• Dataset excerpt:
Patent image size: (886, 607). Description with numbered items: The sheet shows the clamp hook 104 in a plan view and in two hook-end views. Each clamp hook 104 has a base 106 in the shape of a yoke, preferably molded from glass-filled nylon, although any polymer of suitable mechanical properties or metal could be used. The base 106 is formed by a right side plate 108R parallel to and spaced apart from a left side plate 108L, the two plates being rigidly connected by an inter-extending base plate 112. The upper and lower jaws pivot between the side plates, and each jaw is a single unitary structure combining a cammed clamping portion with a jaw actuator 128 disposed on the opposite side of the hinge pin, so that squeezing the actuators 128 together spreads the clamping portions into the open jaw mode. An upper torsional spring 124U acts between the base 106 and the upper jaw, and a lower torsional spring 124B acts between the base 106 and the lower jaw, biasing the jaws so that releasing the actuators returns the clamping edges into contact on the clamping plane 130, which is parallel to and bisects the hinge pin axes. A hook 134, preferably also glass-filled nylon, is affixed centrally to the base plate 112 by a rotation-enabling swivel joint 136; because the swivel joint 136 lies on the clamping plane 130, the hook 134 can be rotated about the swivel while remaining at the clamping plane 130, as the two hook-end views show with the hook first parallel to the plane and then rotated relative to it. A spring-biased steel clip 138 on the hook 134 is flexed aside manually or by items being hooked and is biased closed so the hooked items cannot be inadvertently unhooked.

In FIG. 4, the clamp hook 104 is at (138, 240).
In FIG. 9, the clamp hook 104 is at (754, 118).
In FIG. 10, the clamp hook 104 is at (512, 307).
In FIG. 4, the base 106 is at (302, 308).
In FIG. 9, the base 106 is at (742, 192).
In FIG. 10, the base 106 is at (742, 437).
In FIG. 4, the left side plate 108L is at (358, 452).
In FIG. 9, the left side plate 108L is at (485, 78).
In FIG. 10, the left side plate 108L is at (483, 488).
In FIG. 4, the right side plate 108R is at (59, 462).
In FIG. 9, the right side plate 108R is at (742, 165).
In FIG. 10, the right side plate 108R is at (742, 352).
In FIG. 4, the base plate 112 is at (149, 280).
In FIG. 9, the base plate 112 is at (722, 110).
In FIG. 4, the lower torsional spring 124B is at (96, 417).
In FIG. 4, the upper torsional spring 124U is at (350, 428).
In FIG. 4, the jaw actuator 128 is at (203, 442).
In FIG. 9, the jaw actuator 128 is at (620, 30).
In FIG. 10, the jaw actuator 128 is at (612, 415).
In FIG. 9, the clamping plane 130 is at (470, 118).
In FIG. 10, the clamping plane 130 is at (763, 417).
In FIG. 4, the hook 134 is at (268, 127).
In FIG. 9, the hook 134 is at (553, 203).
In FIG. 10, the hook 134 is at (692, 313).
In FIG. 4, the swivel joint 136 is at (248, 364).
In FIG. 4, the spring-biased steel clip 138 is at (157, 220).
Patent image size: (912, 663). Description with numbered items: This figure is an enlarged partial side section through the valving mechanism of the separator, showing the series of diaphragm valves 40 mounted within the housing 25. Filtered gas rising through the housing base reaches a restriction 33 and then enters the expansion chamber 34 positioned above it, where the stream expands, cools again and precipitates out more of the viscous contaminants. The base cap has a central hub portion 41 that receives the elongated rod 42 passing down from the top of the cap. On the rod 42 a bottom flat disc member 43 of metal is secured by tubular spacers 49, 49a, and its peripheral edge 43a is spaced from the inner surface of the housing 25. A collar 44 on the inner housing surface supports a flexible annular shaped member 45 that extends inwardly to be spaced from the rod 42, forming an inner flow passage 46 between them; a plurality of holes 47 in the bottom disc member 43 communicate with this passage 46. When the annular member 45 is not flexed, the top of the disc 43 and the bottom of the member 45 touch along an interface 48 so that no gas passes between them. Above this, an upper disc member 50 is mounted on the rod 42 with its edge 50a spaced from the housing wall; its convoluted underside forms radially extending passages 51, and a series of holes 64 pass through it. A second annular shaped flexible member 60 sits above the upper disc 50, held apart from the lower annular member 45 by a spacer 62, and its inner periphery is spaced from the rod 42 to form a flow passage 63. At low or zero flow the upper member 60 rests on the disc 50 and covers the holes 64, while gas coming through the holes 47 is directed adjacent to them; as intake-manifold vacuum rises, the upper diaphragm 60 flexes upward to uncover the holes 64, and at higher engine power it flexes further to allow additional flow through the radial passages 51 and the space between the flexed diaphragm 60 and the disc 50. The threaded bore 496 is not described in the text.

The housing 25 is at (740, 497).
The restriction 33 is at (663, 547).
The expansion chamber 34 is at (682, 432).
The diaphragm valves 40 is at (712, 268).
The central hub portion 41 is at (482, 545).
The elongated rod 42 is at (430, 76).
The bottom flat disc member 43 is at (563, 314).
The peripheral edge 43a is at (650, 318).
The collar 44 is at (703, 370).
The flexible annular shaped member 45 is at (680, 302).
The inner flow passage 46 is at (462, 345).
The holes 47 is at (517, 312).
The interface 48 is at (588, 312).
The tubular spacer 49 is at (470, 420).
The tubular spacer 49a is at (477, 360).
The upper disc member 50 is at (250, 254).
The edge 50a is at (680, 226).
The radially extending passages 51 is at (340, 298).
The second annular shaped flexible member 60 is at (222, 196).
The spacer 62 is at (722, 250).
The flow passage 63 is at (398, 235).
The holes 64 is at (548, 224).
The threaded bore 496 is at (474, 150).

• Work to be completed:
Output every item above verbatim, line for line, with nothing changed.

• Full solution:
Patent image size: (886, 607). Description with numbered items: The sheet shows the clamp hook 104 in a plan view and in two hook-end views. Each clamp hook 104 has a base 106 in the shape of a yoke, preferably molded from glass-filled nylon, although any polymer of suitable mechanical properties or metal could be used. The base 106 is formed by a right side plate 108R parallel to and spaced apart from a left side plate 108L, the two plates being rigidly connected by an inter-extending base plate 112. The upper and lower jaws pivot between the side plates, and each jaw is a single unitary structure combining a cammed clamping portion with a jaw actuator 128 disposed on the opposite side of the hinge pin, so that squeezing the actuators 128 together spreads the clamping portions into the open jaw mode. An upper torsional spring 124U acts between the base 106 and the upper jaw, and a lower torsional spring 124B acts between the base 106 and the lower jaw, biasing the jaws so that releasing the actuators returns the clamping edges into contact on the clamping plane 130, which is parallel to and bisects the hinge pin axes. A hook 134, preferably also glass-filled nylon, is affixed centrally to the base plate 112 by a rotation-enabling swivel joint 136; because the swivel joint 136 lies on the clamping plane 130, the hook 134 can be rotated about the swivel while remaining at the clamping plane 130, as the two hook-end views show with the hook first parallel to the plane and then rotated relative to it. A spring-biased steel clip 138 on the hook 134 is flexed aside manually or by items being hooked and is biased closed so the hooked items cannot be inadvertently unhooked.

In FIG. 4, the clamp hook 104 is at (138, 240).
In FIG. 9, the clamp hook 104 is at (754, 118).
In FIG. 10, the clamp hook 104 is at (512, 307).
In FIG. 4, the base 106 is at (302, 308).
In FIG. 9, the base 106 is at (742, 192).
In FIG. 10, the base 106 is at (742, 437).
In FIG. 4, the left side plate 108L is at (358, 452).
In FIG. 9, the left side plate 108L is at (485, 78).
In FIG. 10, the left side plate 108L is at (483, 488).
In FIG. 4, the right side plate 108R is at (59, 462).
In FIG. 9, the right side plate 108R is at (742, 165).
In FIG. 10, the right side plate 108R is at (742, 352).
In FIG. 4, the base plate 112 is at (149, 280).
In FIG. 9, the base plate 112 is at (722, 110).
In FIG. 4, the lower torsional spring 124B is at (96, 417).
In FIG. 4, the upper torsional spring 124U is at (350, 428).
In FIG. 4, the jaw actuator 128 is at (203, 442).
In FIG. 9, the jaw actuator 128 is at (620, 30).
In FIG. 10, the jaw actuator 128 is at (612, 415).
In FIG. 9, the clamping plane 130 is at (470, 118).
In FIG. 10, the clamping plane 130 is at (763, 417).
In FIG. 4, the hook 134 is at (268, 127).
In FIG. 9, the hook 134 is at (553, 203).
In FIG. 10, the hook 134 is at (692, 313).
In FIG. 4, the swivel joint 136 is at (248, 364).
In FIG. 4, the spring-biased steel clip 138 is at (157, 220).
Patent image size: (912, 663). Description with numbered items: This figure is an enlarged partial side section through the valving mechanism of the separator, showing the series of diaphragm valves 40 mounted within the housing 25. Filtered gas rising through the housing base reaches a restriction 33 and then enters the expansion chamber 34 positioned above it, where the stream expands, cools again and precipitates out more of the viscous contaminants. The base cap has a central hub portion 41 that receives the elongated rod 42 passing down from the top of the cap. On the rod 42 a bottom flat disc member 43 of metal is secured by tubular spacers 49, 49a, and its peripheral edge 43a is spaced from the inner surface of the housing 25. A collar 44 on the inner housing surface supports a flexible annular shaped member 45 that extends inwardly to be spaced from the rod 42, forming an inner flow passage 46 between them; a plurality of holes 47 in the bottom disc member 43 communicate with this passage 46. When the annular member 45 is not flexed, the top of the disc 43 and the bottom of the member 45 touch along an interface 48 so that no gas passes between them. Above this, an upper disc member 50 is mounted on the rod 42 with its edge 50a spaced from the housing wall; its convoluted underside forms radially extending passages 51, and a series of holes 64 pass through it. A second annular shaped flexible member 60 sits above the upper disc 50, held apart from the lower annular member 45 by a spacer 62, and its inner periphery is spaced from the rod 42 to form a flow passage 63. At low or zero flow the upper member 60 rests on the disc 50 and covers the holes 64, while gas coming through the holes 47 is directed adjacent to them; as intake-manifold vacuum rises, the upper diaphragm 60 flexes upward to uncover the holes 64, and at higher engine power it flexes further to allow additional flow through the radial passages 51 and the space between the flexed diaphragm 60 and the disc 50. The threaded bore 496 is not described in the text.

The housing 25 is at (740, 497).
The restriction 33 is at (663, 547).
The expansion chamber 34 is at (682, 432).
The diaphragm valves 40 is at (712, 268).
The central hub portion 41 is at (482, 545).
The elongated rod 42 is at (430, 76).
The bottom flat disc member 43 is at (563, 314).
The peripheral edge 43a is at (650, 318).
The collar 44 is at (703, 370).
The flexible annular shaped member 45 is at (680, 302).
The inner flow passage 46 is at (462, 345).
The holes 47 is at (517, 312).
The interface 48 is at (588, 312).
The tubular spacer 49 is at (470, 420).
The tubular spacer 49a is at (477, 360).
The upper disc member 50 is at (250, 254).
The edge 50a is at (680, 226).
The radially extending passages 51 is at (340, 298).
The second annular shaped flexible member 60 is at (222, 196).
The spacer 62 is at (722, 250).
The flow passage 63 is at (398, 235).
The holes 64 is at (548, 224).
The threaded bore 496 is at (474, 150).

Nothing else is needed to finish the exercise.